Stored data:
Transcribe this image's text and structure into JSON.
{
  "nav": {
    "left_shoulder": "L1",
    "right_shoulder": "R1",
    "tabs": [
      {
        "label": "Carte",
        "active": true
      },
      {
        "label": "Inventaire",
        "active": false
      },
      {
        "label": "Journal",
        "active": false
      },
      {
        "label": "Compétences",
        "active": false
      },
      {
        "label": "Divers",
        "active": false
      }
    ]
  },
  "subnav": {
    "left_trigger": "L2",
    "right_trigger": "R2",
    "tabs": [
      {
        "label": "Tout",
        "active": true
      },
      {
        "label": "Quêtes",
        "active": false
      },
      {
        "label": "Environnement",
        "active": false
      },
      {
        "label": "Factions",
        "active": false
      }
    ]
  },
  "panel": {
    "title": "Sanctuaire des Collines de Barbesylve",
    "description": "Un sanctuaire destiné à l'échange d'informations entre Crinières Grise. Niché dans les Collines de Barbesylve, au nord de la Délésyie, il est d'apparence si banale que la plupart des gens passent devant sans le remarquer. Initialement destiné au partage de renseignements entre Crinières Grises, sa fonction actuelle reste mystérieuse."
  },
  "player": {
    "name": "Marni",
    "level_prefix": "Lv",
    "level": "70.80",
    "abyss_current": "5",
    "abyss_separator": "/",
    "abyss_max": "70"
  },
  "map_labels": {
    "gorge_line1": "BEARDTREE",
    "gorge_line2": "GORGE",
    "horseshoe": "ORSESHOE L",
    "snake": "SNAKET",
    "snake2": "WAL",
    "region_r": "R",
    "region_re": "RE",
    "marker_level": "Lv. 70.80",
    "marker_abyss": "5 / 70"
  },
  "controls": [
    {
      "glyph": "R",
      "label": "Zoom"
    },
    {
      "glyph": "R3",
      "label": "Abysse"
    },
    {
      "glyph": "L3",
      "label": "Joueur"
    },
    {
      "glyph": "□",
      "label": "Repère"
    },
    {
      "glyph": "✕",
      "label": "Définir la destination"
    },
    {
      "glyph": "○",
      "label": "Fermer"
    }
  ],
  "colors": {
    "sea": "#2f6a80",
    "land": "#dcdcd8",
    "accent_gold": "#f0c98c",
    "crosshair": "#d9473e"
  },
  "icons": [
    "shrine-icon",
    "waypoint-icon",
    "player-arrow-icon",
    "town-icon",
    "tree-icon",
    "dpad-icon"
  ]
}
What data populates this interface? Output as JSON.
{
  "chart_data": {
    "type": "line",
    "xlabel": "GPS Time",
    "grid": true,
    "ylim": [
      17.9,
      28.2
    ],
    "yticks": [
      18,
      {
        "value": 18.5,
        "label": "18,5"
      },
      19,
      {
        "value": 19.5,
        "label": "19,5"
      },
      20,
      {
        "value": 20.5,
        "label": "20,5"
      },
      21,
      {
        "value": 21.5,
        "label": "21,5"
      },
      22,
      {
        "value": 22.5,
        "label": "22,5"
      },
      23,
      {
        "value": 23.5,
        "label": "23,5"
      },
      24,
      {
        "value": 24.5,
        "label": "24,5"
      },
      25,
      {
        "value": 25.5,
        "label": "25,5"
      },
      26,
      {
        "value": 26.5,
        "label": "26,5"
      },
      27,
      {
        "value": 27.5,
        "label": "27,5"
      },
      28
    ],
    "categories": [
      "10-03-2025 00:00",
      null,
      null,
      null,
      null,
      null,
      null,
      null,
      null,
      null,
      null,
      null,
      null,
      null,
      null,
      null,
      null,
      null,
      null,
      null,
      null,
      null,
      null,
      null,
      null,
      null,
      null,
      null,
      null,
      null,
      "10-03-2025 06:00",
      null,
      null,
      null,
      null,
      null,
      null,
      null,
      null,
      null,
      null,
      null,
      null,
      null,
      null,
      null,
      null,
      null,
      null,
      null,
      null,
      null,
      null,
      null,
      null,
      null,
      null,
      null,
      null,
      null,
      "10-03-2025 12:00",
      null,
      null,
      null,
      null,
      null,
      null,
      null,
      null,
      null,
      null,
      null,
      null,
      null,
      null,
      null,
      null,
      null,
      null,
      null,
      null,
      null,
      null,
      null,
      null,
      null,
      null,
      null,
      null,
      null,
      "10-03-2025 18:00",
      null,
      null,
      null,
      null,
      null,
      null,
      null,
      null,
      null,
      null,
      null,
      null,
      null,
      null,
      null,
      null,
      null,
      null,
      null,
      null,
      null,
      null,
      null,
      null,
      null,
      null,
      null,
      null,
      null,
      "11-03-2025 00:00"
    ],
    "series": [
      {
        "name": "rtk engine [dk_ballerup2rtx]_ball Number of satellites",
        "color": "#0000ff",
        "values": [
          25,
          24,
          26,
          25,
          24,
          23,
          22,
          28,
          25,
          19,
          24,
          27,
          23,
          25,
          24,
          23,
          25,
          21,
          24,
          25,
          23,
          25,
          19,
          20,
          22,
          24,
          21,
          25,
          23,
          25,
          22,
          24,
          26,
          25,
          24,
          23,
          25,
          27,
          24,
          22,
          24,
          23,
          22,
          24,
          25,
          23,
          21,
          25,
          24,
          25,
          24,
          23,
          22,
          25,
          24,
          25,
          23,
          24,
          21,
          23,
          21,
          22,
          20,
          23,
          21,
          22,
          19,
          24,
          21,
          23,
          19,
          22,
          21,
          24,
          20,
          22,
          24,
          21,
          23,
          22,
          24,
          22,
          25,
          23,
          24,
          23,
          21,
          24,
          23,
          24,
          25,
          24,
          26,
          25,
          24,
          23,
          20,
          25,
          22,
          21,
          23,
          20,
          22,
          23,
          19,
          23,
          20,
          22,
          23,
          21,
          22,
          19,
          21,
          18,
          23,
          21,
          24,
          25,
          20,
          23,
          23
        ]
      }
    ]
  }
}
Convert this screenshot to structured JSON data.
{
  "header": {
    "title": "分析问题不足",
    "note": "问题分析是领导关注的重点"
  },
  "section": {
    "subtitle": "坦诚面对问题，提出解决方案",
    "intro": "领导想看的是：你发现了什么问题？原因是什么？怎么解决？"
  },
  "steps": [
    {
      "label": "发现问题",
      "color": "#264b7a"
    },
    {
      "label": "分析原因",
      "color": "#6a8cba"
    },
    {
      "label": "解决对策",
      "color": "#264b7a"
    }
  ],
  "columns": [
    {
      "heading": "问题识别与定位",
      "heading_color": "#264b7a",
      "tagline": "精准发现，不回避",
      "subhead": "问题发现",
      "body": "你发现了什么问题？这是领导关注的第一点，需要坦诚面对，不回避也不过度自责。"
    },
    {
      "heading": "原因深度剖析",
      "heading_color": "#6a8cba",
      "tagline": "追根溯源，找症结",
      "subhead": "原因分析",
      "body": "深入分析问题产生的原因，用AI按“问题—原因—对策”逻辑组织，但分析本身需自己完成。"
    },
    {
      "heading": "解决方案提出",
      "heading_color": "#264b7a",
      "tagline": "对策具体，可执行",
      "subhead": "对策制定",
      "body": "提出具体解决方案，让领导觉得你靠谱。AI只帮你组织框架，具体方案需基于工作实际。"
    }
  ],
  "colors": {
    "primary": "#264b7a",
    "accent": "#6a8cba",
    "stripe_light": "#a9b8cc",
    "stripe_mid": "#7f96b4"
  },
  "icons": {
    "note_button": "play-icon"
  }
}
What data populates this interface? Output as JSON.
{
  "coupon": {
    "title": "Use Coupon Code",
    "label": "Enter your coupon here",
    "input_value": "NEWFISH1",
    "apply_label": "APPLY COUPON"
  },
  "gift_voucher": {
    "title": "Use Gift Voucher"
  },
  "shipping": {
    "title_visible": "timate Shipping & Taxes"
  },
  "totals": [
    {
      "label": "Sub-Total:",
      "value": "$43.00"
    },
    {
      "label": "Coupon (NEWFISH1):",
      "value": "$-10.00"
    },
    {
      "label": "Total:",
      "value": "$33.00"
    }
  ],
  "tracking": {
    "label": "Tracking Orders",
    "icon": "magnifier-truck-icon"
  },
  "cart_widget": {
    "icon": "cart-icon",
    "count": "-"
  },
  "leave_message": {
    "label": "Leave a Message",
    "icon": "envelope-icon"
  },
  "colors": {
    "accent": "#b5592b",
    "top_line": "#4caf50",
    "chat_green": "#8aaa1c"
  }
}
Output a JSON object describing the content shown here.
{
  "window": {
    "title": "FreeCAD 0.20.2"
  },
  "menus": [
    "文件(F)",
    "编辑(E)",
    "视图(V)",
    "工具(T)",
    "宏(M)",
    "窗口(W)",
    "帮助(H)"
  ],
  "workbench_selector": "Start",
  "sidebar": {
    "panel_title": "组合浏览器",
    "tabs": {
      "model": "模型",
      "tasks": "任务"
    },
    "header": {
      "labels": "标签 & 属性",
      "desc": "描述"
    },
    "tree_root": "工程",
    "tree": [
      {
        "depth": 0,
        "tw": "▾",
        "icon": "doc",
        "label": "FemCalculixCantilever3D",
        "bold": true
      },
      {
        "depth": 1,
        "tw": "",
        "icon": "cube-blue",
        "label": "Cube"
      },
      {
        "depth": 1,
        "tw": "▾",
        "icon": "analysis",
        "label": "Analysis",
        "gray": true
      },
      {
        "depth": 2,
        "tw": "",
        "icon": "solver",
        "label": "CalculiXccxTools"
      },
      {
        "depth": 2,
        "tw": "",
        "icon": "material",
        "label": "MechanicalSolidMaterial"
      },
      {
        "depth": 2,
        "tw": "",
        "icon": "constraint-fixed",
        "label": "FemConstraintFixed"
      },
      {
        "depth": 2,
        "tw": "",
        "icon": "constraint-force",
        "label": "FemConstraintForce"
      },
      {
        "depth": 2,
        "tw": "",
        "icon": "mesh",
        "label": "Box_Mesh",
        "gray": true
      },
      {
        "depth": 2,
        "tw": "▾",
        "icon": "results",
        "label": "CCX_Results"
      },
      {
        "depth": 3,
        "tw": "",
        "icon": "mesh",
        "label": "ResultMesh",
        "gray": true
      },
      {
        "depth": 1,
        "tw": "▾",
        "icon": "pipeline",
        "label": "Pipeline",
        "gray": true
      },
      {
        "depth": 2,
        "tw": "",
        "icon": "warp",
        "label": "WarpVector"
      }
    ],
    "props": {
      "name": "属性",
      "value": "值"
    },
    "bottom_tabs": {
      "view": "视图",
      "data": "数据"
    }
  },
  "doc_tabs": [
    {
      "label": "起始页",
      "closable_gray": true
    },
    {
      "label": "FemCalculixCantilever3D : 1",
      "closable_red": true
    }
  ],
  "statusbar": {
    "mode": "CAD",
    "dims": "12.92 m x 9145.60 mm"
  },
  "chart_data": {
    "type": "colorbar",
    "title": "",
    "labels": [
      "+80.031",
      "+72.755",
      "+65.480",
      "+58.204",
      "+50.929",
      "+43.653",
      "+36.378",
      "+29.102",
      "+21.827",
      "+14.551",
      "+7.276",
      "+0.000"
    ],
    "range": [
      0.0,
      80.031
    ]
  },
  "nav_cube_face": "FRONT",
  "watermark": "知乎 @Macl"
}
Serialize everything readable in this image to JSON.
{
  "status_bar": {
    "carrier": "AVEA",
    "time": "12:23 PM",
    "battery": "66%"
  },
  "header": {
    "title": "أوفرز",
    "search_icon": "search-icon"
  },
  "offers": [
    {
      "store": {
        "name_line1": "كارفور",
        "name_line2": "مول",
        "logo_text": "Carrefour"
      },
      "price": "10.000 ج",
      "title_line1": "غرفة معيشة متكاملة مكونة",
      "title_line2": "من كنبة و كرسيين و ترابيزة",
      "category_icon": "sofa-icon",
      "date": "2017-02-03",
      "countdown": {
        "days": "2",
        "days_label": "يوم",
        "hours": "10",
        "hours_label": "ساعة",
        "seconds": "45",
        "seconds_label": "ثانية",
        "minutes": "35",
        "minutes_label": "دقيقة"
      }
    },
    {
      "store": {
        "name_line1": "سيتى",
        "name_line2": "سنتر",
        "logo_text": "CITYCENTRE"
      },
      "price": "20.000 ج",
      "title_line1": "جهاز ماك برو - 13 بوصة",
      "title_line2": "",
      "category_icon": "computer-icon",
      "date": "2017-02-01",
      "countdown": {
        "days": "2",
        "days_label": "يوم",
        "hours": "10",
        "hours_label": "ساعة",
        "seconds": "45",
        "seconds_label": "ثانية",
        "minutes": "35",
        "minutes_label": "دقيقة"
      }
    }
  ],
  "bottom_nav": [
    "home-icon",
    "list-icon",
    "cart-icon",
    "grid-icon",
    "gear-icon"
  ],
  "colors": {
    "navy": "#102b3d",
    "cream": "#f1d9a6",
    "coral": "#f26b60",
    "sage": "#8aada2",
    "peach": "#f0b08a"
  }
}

◆ WHAT IS NEEDED
Using the records above, list each line that includes "this".

◆ EXERCISE OUTPUT
Transcribe this image's text and structure into JSON.
What data populates this interface? Output as JSON.
Convert this screenshot to structured JSON data.
What data populates this interface? Output as JSON.
Serialize everything readable in this image to JSON.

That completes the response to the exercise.